What the exercise asks:
Could you give the data below again, exactly and completely?

Dataset excerpt
---------------
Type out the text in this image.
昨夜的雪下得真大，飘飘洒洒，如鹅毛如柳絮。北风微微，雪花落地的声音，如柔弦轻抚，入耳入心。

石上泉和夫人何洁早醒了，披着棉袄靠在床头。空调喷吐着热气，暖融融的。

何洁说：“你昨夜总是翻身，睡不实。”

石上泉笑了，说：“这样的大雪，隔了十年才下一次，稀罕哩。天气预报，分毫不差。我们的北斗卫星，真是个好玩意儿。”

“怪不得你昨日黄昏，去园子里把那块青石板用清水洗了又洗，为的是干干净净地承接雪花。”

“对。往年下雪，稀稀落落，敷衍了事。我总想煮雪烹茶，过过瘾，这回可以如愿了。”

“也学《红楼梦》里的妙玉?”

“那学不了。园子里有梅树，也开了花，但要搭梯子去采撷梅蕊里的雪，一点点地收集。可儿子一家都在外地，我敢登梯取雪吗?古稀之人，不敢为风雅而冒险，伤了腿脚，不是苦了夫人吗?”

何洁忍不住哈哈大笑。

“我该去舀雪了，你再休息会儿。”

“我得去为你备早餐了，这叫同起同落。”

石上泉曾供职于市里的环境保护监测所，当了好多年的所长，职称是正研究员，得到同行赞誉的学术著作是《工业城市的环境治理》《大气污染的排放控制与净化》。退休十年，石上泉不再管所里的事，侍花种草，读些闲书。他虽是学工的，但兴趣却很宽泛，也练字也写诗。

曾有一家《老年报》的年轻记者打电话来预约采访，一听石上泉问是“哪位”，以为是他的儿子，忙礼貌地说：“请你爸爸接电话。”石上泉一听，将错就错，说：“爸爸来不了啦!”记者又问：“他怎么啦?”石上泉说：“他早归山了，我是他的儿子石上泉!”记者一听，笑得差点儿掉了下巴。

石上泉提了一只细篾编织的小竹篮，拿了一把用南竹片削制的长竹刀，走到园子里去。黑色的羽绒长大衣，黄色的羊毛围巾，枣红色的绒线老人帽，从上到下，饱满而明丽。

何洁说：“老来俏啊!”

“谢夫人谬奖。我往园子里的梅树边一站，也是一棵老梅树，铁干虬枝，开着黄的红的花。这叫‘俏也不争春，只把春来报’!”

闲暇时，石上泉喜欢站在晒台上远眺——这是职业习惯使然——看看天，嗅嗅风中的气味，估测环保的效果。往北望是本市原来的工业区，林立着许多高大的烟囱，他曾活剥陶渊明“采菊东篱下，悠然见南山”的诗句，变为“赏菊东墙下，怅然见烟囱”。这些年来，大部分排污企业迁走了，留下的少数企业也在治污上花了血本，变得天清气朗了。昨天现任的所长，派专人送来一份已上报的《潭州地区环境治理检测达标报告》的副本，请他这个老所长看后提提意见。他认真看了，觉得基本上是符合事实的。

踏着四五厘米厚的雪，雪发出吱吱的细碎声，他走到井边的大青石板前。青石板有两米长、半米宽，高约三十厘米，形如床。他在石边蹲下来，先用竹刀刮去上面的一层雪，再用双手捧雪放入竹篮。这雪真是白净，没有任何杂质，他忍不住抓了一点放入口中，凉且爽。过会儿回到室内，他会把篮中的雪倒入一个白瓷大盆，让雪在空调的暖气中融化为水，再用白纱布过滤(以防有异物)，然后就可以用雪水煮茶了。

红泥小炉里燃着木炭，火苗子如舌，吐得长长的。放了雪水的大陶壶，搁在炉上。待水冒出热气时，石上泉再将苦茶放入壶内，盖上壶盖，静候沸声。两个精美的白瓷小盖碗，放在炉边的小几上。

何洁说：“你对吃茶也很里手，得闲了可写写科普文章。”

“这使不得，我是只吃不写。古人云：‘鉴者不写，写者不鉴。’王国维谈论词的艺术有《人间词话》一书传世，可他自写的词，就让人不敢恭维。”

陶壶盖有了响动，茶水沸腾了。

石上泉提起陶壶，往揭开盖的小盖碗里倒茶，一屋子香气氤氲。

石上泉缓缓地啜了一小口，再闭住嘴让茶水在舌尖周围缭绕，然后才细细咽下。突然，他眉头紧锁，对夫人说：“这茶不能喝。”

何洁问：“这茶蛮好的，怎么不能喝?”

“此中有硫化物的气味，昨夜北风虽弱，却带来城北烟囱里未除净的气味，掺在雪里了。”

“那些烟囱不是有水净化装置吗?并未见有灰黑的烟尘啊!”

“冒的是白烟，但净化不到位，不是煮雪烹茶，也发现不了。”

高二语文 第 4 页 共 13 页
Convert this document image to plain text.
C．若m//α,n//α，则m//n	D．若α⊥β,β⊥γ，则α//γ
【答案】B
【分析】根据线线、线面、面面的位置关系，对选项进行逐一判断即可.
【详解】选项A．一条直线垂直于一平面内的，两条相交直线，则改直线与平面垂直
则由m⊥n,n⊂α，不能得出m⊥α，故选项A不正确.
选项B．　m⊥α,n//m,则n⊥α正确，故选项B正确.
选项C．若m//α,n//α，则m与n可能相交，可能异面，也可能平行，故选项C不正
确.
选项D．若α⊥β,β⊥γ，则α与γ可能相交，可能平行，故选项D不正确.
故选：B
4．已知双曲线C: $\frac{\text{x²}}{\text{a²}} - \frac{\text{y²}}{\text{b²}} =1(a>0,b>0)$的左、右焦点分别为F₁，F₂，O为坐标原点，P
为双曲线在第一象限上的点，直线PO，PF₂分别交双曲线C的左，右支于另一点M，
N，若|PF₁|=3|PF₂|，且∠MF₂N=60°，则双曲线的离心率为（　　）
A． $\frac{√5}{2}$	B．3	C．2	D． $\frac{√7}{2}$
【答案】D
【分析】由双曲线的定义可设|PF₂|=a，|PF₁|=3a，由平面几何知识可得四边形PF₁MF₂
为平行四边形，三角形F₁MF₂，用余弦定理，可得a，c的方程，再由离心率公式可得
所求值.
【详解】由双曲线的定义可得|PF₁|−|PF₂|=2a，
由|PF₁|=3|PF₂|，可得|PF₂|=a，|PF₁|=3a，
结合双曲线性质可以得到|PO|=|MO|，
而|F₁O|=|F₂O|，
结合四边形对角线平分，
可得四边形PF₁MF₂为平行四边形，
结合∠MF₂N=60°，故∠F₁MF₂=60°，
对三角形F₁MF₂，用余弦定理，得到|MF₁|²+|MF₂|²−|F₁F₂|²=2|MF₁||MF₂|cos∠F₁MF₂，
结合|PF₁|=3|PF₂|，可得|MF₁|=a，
---------------
In response:
Type out the text in this image.
昨夜的雪下得真大，飘飘洒洒，如鹅毛如柳絮。北风微微，雪花落地的声音，如柔弦轻抚，入耳入心。

石上泉和夫人何洁早醒了，披着棉袄靠在床头。空调喷吐着热气，暖融融的。

何洁说：“你昨夜总是翻身，睡不实。”

石上泉笑了，说：“这样的大雪，隔了十年才下一次，稀罕哩。天气预报，分毫不差。我们的北斗卫星，真是个好玩意儿。”

“怪不得你昨日黄昏，去园子里把那块青石板用清水洗了又洗，为的是干干净净地承接雪花。”

“对。往年下雪，稀稀落落，敷衍了事。我总想煮雪烹茶，过过瘾，这回可以如愿了。”

“也学《红楼梦》里的妙玉?”

“那学不了。园子里有梅树，也开了花，但要搭梯子去采撷梅蕊里的雪，一点点地收集。可儿子一家都在外地，我敢登梯取雪吗?古稀之人，不敢为风雅而冒险，伤了腿脚，不是苦了夫人吗?”

何洁忍不住哈哈大笑。

“我该去舀雪了，你再休息会儿。”

“我得去为你备早餐了，这叫同起同落。”

石上泉曾供职于市里的环境保护监测所，当了好多年的所长，职称是正研究员，得到同行赞誉的学术著作是《工业城市的环境治理》《大气污染的排放控制与净化》。退休十年，石上泉不再管所里的事，侍花种草，读些闲书。他虽是学工的，但兴趣却很宽泛，也练字也写诗。

曾有一家《老年报》的年轻记者打电话来预约采访，一听石上泉问是“哪位”，以为是他的儿子，忙礼貌地说：“请你爸爸接电话。”石上泉一听，将错就错，说：“爸爸来不了啦!”记者又问：“他怎么啦?”石上泉说：“他早归山了，我是他的儿子石上泉!”记者一听，笑得差点儿掉了下巴。

石上泉提了一只细篾编织的小竹篮，拿了一把用南竹片削制的长竹刀，走到园子里去。黑色的羽绒长大衣，黄色的羊毛围巾，枣红色的绒线老人帽，从上到下，饱满而明丽。

何洁说：“老来俏啊!”

“谢夫人谬奖。我往园子里的梅树边一站，也是一棵老梅树，铁干虬枝，开着黄的红的花。这叫‘俏也不争春，只把春来报’!”

闲暇时，石上泉喜欢站在晒台上远眺——这是职业习惯使然——看看天，嗅嗅风中的气味，估测环保的效果。往北望是本市原来的工业区，林立着许多高大的烟囱，他曾活剥陶渊明“采菊东篱下，悠然见南山”的诗句，变为“赏菊东墙下，怅然见烟囱”。这些年来，大部分排污企业迁走了，留下的少数企业也在治污上花了血本，变得天清气朗了。昨天现任的所长，派专人送来一份已上报的《潭州地区环境治理检测达标报告》的副本，请他这个老所长看后提提意见。他认真看了，觉得基本上是符合事实的。

踏着四五厘米厚的雪，雪发出吱吱的细碎声，他走到井边的大青石板前。青石板有两米长、半米宽，高约三十厘米，形如床。他在石边蹲下来，先用竹刀刮去上面的一层雪，再用双手捧雪放入竹篮。这雪真是白净，没有任何杂质，他忍不住抓了一点放入口中，凉且爽。过会儿回到室内，他会把篮中的雪倒入一个白瓷大盆，让雪在空调的暖气中融化为水，再用白纱布过滤(以防有异物)，然后就可以用雪水煮茶了。

红泥小炉里燃着木炭，火苗子如舌，吐得长长的。放了雪水的大陶壶，搁在炉上。待水冒出热气时，石上泉再将苦茶放入壶内，盖上壶盖，静候沸声。两个精美的白瓷小盖碗，放在炉边的小几上。

何洁说：“你对吃茶也很里手，得闲了可写写科普文章。”

“这使不得，我是只吃不写。古人云：‘鉴者不写，写者不鉴。’王国维谈论词的艺术有《人间词话》一书传世，可他自写的词，就让人不敢恭维。”

陶壶盖有了响动，茶水沸腾了。

石上泉提起陶壶，往揭开盖的小盖碗里倒茶，一屋子香气氤氲。

石上泉缓缓地啜了一小口，再闭住嘴让茶水在舌尖周围缭绕，然后才细细咽下。突然，他眉头紧锁，对夫人说：“这茶不能喝。”

何洁问：“这茶蛮好的，怎么不能喝?”

“此中有硫化物的气味，昨夜北风虽弱，却带来城北烟囱里未除净的气味，掺在雪里了。”

“那些烟囱不是有水净化装置吗?并未见有灰黑的烟尘啊!”

“冒的是白烟，但净化不到位，不是煮雪烹茶，也发现不了。”

高二语文 第 4 页 共 13 页
Convert this document image to plain text.
C．若m//α,n//α，则m//n	D．若α⊥β,β⊥γ，则α//γ
【答案】B
【分析】根据线线、线面、面面的位置关系，对选项进行逐一判断即可.
【详解】选项A．一条直线垂直于一平面内的，两条相交直线，则改直线与平面垂直
则由m⊥n,n⊂α，不能得出m⊥α，故选项A不正确.
选项B．　m⊥α,n//m,则n⊥α正确，故选项B正确.
选项C．若m//α,n//α，则m与n可能相交，可能异面，也可能平行，故选项C不正
确.
选项D．若α⊥β,β⊥γ，则α与γ可能相交，可能平行，故选项D不正确.
故选：B
4．已知双曲线C: $\frac{\text{x²}}{\text{a²}} - \frac{\text{y²}}{\text{b²}} =1(a>0,b>0)$的左、右焦点分别为F₁，F₂，O为坐标原点，P
为双曲线在第一象限上的点，直线PO，PF₂分别交双曲线C的左，右支于另一点M，
N，若|PF₁|=3|PF₂|，且∠MF₂N=60°，则双曲线的离心率为（　　）
A． $\frac{√5}{2}$	B．3	C．2	D． $\frac{√7}{2}$
【答案】D
【分析】由双曲线的定义可设|PF₂|=a，|PF₁|=3a，由平面几何知识可得四边形PF₁MF₂
为平行四边形，三角形F₁MF₂，用余弦定理，可得a，c的方程，再由离心率公式可得
所求值.
【详解】由双曲线的定义可得|PF₁|−|PF₂|=2a，
由|PF₁|=3|PF₂|，可得|PF₂|=a，|PF₁|=3a，
结合双曲线性质可以得到|PO|=|MO|，
而|F₁O|=|F₂O|，
结合四边形对角线平分，
可得四边形PF₁MF₂为平行四边形，
结合∠MF₂N=60°，故∠F₁MF₂=60°，
对三角形F₁MF₂，用余弦定理，得到|MF₁|²+|MF₂|²−|F₁F₂|²=2|MF₁||MF₂|cos∠F₁MF₂，
结合|PF₁|=3|PF₂|，可得|MF₁|=a，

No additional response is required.